>>
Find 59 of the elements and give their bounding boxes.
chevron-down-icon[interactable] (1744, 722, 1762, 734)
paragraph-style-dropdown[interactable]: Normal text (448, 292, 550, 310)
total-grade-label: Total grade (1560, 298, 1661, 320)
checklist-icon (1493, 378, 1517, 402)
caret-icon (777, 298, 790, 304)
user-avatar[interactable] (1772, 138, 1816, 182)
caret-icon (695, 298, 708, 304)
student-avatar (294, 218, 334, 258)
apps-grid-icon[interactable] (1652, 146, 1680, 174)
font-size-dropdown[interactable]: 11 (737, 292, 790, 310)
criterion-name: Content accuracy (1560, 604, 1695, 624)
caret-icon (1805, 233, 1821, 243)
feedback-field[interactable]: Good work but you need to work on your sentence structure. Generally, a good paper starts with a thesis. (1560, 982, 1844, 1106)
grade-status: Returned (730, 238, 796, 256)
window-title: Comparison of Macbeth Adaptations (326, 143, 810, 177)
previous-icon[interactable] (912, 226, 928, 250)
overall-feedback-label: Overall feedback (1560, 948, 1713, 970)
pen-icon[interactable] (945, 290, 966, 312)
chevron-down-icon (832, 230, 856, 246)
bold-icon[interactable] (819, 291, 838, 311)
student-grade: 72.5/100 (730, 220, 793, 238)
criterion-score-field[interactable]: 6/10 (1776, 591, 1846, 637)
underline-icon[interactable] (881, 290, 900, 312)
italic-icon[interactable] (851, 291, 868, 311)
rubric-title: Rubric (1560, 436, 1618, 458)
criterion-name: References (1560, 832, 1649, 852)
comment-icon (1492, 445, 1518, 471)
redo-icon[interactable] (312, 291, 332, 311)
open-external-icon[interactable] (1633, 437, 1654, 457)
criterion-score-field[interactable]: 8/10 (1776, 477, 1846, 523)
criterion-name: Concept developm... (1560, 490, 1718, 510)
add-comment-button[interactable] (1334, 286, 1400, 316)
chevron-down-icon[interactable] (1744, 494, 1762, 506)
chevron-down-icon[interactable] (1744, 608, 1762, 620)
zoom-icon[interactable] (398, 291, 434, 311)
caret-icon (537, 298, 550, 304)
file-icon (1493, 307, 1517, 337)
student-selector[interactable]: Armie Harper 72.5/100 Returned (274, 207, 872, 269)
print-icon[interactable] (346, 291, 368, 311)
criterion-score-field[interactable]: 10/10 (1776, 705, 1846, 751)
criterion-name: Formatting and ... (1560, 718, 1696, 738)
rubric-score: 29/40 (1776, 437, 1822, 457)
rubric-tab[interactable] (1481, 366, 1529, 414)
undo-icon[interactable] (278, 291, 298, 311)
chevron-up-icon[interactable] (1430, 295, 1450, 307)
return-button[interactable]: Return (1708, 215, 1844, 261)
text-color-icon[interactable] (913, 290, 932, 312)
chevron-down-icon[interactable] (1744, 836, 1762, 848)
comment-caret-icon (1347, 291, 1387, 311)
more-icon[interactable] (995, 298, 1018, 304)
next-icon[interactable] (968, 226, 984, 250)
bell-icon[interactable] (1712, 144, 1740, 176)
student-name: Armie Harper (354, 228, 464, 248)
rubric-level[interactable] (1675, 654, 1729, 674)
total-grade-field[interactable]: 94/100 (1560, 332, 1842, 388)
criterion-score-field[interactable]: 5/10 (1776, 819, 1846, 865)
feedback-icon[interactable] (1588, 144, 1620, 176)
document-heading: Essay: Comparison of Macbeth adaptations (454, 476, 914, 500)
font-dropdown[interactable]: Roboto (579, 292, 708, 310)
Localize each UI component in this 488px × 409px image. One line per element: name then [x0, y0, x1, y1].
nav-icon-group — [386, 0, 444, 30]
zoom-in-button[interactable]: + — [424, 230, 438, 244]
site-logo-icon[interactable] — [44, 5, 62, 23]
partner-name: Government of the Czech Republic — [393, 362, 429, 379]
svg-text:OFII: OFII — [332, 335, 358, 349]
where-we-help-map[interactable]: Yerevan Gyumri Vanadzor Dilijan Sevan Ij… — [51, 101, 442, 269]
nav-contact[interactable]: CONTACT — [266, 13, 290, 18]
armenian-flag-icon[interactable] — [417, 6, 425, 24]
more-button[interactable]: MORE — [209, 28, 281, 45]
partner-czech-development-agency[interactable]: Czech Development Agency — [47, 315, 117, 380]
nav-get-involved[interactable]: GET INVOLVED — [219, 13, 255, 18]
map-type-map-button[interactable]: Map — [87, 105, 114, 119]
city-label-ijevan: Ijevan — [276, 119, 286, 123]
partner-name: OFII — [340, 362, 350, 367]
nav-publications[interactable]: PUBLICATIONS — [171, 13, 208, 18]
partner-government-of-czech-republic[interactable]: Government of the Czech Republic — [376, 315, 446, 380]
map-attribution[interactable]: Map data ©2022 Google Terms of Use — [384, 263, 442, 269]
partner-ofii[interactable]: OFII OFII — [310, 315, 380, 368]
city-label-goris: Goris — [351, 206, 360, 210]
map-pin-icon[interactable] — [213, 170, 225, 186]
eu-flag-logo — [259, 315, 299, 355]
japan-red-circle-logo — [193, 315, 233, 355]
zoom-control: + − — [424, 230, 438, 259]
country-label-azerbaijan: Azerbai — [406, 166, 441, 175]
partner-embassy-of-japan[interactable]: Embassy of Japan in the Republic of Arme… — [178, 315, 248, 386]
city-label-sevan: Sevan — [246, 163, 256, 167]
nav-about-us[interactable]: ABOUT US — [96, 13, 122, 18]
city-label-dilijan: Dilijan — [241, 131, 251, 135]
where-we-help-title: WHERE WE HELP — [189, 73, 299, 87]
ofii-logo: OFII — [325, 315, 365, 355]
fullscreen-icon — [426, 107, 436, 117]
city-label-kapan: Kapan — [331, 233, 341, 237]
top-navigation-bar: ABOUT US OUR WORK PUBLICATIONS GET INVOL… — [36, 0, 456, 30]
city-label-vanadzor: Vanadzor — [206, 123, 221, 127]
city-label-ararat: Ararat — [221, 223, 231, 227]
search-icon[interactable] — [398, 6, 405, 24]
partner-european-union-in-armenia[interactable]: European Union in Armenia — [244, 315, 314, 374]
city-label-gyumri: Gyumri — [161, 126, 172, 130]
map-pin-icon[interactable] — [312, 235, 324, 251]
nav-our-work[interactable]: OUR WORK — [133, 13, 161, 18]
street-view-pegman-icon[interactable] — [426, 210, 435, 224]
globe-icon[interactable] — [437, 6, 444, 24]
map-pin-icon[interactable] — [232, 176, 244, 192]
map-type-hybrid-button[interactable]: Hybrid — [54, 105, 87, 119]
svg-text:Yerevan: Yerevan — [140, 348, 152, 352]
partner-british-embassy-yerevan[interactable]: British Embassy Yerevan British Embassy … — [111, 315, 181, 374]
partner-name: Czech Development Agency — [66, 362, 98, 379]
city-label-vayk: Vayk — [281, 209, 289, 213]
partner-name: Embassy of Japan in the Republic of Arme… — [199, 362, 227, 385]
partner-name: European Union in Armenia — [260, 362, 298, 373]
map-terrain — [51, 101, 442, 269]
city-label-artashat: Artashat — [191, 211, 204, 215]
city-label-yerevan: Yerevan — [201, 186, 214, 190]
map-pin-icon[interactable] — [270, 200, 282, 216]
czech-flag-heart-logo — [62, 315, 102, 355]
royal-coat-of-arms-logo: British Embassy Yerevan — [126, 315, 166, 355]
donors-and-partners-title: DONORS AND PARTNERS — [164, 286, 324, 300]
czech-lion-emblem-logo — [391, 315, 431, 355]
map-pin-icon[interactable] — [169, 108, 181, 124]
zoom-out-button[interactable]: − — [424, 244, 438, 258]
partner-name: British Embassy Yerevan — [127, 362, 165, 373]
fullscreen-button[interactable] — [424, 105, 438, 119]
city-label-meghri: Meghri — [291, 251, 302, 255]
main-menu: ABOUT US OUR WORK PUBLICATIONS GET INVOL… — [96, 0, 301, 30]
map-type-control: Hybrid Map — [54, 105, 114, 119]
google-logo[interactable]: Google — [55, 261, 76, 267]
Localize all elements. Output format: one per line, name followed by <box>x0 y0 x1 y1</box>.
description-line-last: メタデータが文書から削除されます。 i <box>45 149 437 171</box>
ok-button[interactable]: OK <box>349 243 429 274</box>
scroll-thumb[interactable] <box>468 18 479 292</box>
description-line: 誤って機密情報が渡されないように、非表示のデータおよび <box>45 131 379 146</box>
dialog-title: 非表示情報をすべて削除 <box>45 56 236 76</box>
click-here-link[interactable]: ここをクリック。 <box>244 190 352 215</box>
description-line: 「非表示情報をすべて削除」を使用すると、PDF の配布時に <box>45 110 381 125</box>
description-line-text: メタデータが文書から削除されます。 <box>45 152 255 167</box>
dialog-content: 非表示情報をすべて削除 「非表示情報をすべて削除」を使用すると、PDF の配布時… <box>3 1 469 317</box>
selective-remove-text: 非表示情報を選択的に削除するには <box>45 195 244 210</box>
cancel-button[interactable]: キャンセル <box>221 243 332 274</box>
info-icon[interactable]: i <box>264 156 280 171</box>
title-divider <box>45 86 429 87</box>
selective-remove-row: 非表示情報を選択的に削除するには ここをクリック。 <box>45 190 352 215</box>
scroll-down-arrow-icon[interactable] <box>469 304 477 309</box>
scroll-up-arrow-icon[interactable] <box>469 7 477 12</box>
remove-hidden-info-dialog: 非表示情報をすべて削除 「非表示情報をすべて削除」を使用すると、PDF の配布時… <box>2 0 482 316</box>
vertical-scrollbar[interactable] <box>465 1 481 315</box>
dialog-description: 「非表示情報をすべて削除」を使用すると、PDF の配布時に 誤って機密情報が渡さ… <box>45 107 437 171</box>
<<
• **WHAT THE EXERCISE ASKS**: Convert the rows above, from the first line up to and including the line with "bold-icon[interactable] (819, 291, 838, 311)", into a numbered list, omitting any blank lines.

• **EXPECTED ANSWER**:
1. Find 59 of the elements and give their bounding boxes.
2. chevron-down-icon[interactable] (1744, 722, 1762, 734)
3. paragraph-style-dropdown[interactable]: Normal text (448, 292, 550, 310)
4. total-grade-label: Total grade (1560, 298, 1661, 320)
5. checklist-icon (1493, 378, 1517, 402)
6. caret-icon (777, 298, 790, 304)
7. user-avatar[interactable] (1772, 138, 1816, 182)
8. caret-icon (695, 298, 708, 304)
9. student-avatar (294, 218, 334, 258)
10. apps-grid-icon[interactable] (1652, 146, 1680, 174)
11. font-size-dropdown[interactable]: 11 (737, 292, 790, 310)
12. criterion-name: Content accuracy (1560, 604, 1695, 624)
13. caret-icon (1805, 233, 1821, 243)
14. feedback-field[interactable]: Good work but you need to work on your sentence structure. Generally, a good paper starts with a thesis. (1560, 982, 1844, 1106)
15. grade-status: Returned (730, 238, 796, 256)
16. window-title: Comparison of Macbeth Adaptations (326, 143, 810, 177)
17. previous-icon[interactable] (912, 226, 928, 250)
18. overall-feedback-label: Overall feedback (1560, 948, 1713, 970)
19. pen-icon[interactable] (945, 290, 966, 312)
20. chevron-down-icon (832, 230, 856, 246)
21. bold-icon[interactable] (819, 291, 838, 311)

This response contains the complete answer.